Problem to work on → Make an exact copy of all the entries, with the pictures left out.

A run of records:
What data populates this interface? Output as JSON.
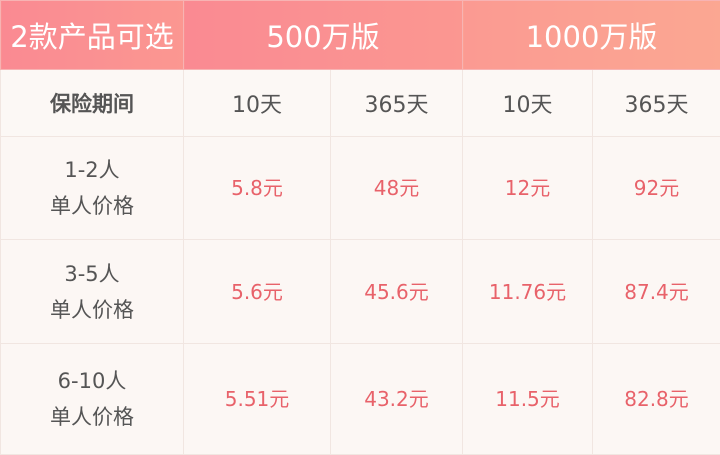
{
  "header": {
    "title": "2款产品可选",
    "plans": [
      "500万版",
      "1000万版"
    ]
  },
  "subheader": {
    "label": "保险期间",
    "periods": [
      "10天",
      "365天",
      "10天",
      "365天"
    ]
  },
  "rows": [
    {
      "group": "1-2人",
      "desc": "单人价格",
      "prices": [
        "5.8元",
        "48元",
        "12元",
        "92元"
      ]
    },
    {
      "group": "3-5人",
      "desc": "单人价格",
      "prices": [
        "5.6元",
        "45.6元",
        "11.76元",
        "87.4元"
      ]
    },
    {
      "group": "6-10人",
      "desc": "单人价格",
      "prices": [
        "5.51元",
        "43.2元",
        "11.5元",
        "82.8元"
      ]
    }
  ],
  "colors": {
    "header": "#fa8a92",
    "price": "#e8626a",
    "background": "#fcf7f4"
  }
}
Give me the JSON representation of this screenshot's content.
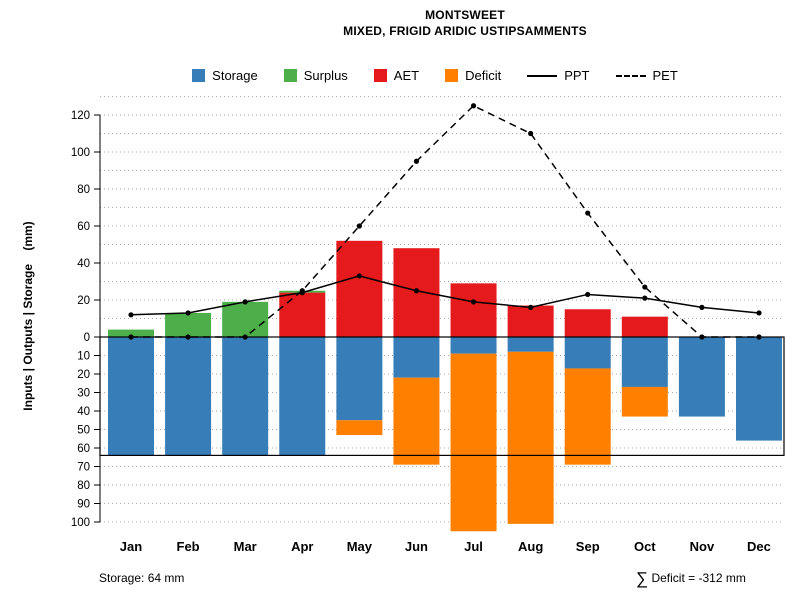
{
  "title": "MONTSWEET",
  "subtitle": "MIXED, FRIGID ARIDIC USTIPSAMMENTS",
  "y_axis_title": "Inputs | Outputs | Storage    (mm)",
  "footer": {
    "storage_note": "Storage: 64 mm",
    "deficit_symbol": "∑",
    "deficit_text": " Deficit = -312 mm"
  },
  "legend": {
    "items": [
      {
        "label": "Storage",
        "type": "box",
        "color": "#377EB8"
      },
      {
        "label": "Surplus",
        "type": "box",
        "color": "#4DAF4A"
      },
      {
        "label": "AET",
        "type": "box",
        "color": "#E41A1C"
      },
      {
        "label": "Deficit",
        "type": "box",
        "color": "#FF7F00"
      },
      {
        "label": "PPT",
        "type": "line-solid",
        "color": "#000000"
      },
      {
        "label": "PET",
        "type": "line-dashed",
        "color": "#000000"
      }
    ]
  },
  "chart_data": {
    "type": "bar",
    "subtype": "monthly-water-balance with overlaid PPT/PET lines; storage and deficit plotted downward below zero",
    "categories": [
      "Jan",
      "Feb",
      "Mar",
      "Apr",
      "May",
      "Jun",
      "Jul",
      "Aug",
      "Sep",
      "Oct",
      "Nov",
      "Dec"
    ],
    "series": [
      {
        "name": "Storage",
        "role": "bar-down",
        "color": "#377EB8",
        "values": [
          64,
          64,
          64,
          64,
          45,
          22,
          9,
          8,
          17,
          27,
          43,
          56
        ]
      },
      {
        "name": "Deficit",
        "role": "bar-down-stacked-below-storage",
        "color": "#FF7F00",
        "values": [
          0,
          0,
          0,
          0,
          8,
          47,
          96,
          93,
          52,
          16,
          0,
          0
        ]
      },
      {
        "name": "AET",
        "role": "bar-up",
        "color": "#E41A1C",
        "values": [
          0,
          0,
          0,
          24,
          52,
          48,
          29,
          17,
          15,
          11,
          0,
          0
        ]
      },
      {
        "name": "Surplus",
        "role": "bar-up-stacked-on-AET",
        "color": "#4DAF4A",
        "values": [
          4,
          13,
          19,
          1,
          0,
          0,
          0,
          0,
          0,
          0,
          0,
          0
        ]
      },
      {
        "name": "PPT",
        "role": "line-solid-with-points",
        "color": "#000000",
        "values": [
          12,
          13,
          19,
          24,
          33,
          25,
          19,
          16,
          23,
          21,
          16,
          13
        ]
      },
      {
        "name": "PET",
        "role": "line-dashed-with-points",
        "color": "#000000",
        "values": [
          0,
          0,
          0,
          25,
          60,
          95,
          125,
          110,
          67,
          27,
          0,
          0
        ]
      }
    ],
    "ylabel": "Inputs | Outputs | Storage (mm)",
    "ylim": [
      -107,
      130
    ],
    "y_ticks_upper": [
      0,
      20,
      40,
      60,
      80,
      100,
      120
    ],
    "y_ticks_lower": [
      10,
      20,
      30,
      40,
      50,
      60,
      70,
      80,
      90,
      100
    ],
    "grid": "dotted horizontal every 10 mm",
    "awc_line_mm": 64,
    "deficit_sum_mm": -312,
    "legend_position": "top-center"
  }
}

Solution to the exercise →
What data populates this interface? Output as JSON.
{
  "header": {
    "title": "2款产品可选",
    "plans": [
      "500万版",
      "1000万版"
    ]
  },
  "subheader": {
    "label": "保险期间",
    "periods": [
      "10天",
      "365天",
      "10天",
      "365天"
    ]
  },
  "rows": [
    {
      "group": "1-2人",
      "desc": "单人价格",
      "prices": [
        "5.8元",
        "48元",
        "12元",
        "92元"
      ]
    },
    {
      "group": "3-5人",
      "desc": "单人价格",
      "prices": [
        "5.6元",
        "45.6元",
        "11.76元",
        "87.4元"
      ]
    },
    {
      "group": "6-10人",
      "desc": "单人价格",
      "prices": [
        "5.51元",
        "43.2元",
        "11.5元",
        "82.8元"
      ]
    }
  ],
  "colors": {
    "header": "#fa8a92",
    "price": "#e8626a",
    "background": "#fcf7f4"
  }
}
Give me the JSON representation of this screenshot's content.
{
  "title": "MONTSWEET",
  "subtitle": "MIXED, FRIGID ARIDIC USTIPSAMMENTS",
  "y_axis_title": "Inputs | Outputs | Storage    (mm)",
  "footer": {
    "storage_note": "Storage: 64 mm",
    "deficit_symbol": "∑",
    "deficit_text": " Deficit = -312 mm"
  },
  "legend": {
    "items": [
      {
        "label": "Storage",
        "type": "box",
        "color": "#377EB8"
      },
      {
        "label": "Surplus",
        "type": "box",
        "color": "#4DAF4A"
      },
      {
        "label": "AET",
        "type": "box",
        "color": "#E41A1C"
      },
      {
        "label": "Deficit",
        "type": "box",
        "color": "#FF7F00"
      },
      {
        "label": "PPT",
        "type": "line-solid",
        "color": "#000000"
      },
      {
        "label": "PET",
        "type": "line-dashed",
        "color": "#000000"
      }
    ]
  },
  "chart_data": {
    "type": "bar",
    "subtype": "monthly-water-balance with overlaid PPT/PET lines; storage and deficit plotted downward below zero",
    "categories": [
      "Jan",
      "Feb",
      "Mar",
      "Apr",
      "May",
      "Jun",
      "Jul",
      "Aug",
      "Sep",
      "Oct",
      "Nov",
      "Dec"
    ],
    "series": [
      {
        "name": "Storage",
        "role": "bar-down",
        "color": "#377EB8",
        "values": [
          64,
          64,
          64,
          64,
          45,
          22,
          9,
          8,
          17,
          27,
          43,
          56
        ]
      },
      {
        "name": "Deficit",
        "role": "bar-down-stacked-below-storage",
        "color": "#FF7F00",
        "values": [
          0,
          0,
          0,
          0,
          8,
          47,
          96,
          93,
          52,
          16,
          0,
          0
        ]
      },
      {
        "name": "AET",
        "role": "bar-up",
        "color": "#E41A1C",
        "values": [
          0,
          0,
          0,
          24,
          52,
          48,
          29,
          17,
          15,
          11,
          0,
          0
        ]
      },
      {
        "name": "Surplus",
        "role": "bar-up-stacked-on-AET",
        "color": "#4DAF4A",
        "values": [
          4,
          13,
          19,
          1,
          0,
          0,
          0,
          0,
          0,
          0,
          0,
          0
        ]
      },
      {
        "name": "PPT",
        "role": "line-solid-with-points",
        "color": "#000000",
        "values": [
          12,
          13,
          19,
          24,
          33,
          25,
          19,
          16,
          23,
          21,
          16,
          13
        ]
      },
      {
        "name": "PET",
        "role": "line-dashed-with-points",
        "color": "#000000",
        "values": [
          0,
          0,
          0,
          25,
          60,
          95,
          125,
          110,
          67,
          27,
          0,
          0
        ]
      }
    ],
    "ylabel": "Inputs | Outputs | Storage (mm)",
    "ylim": [
      -107,
      130
    ],
    "y_ticks_upper": [
      0,
      20,
      40,
      60,
      80,
      100,
      120
    ],
    "y_ticks_lower": [
      10,
      20,
      30,
      40,
      50,
      60,
      70,
      80,
      90,
      100
    ],
    "grid": "dotted horizontal every 10 mm",
    "awc_line_mm": 64,
    "deficit_sum_mm": -312,
    "legend_position": "top-center"
  }
}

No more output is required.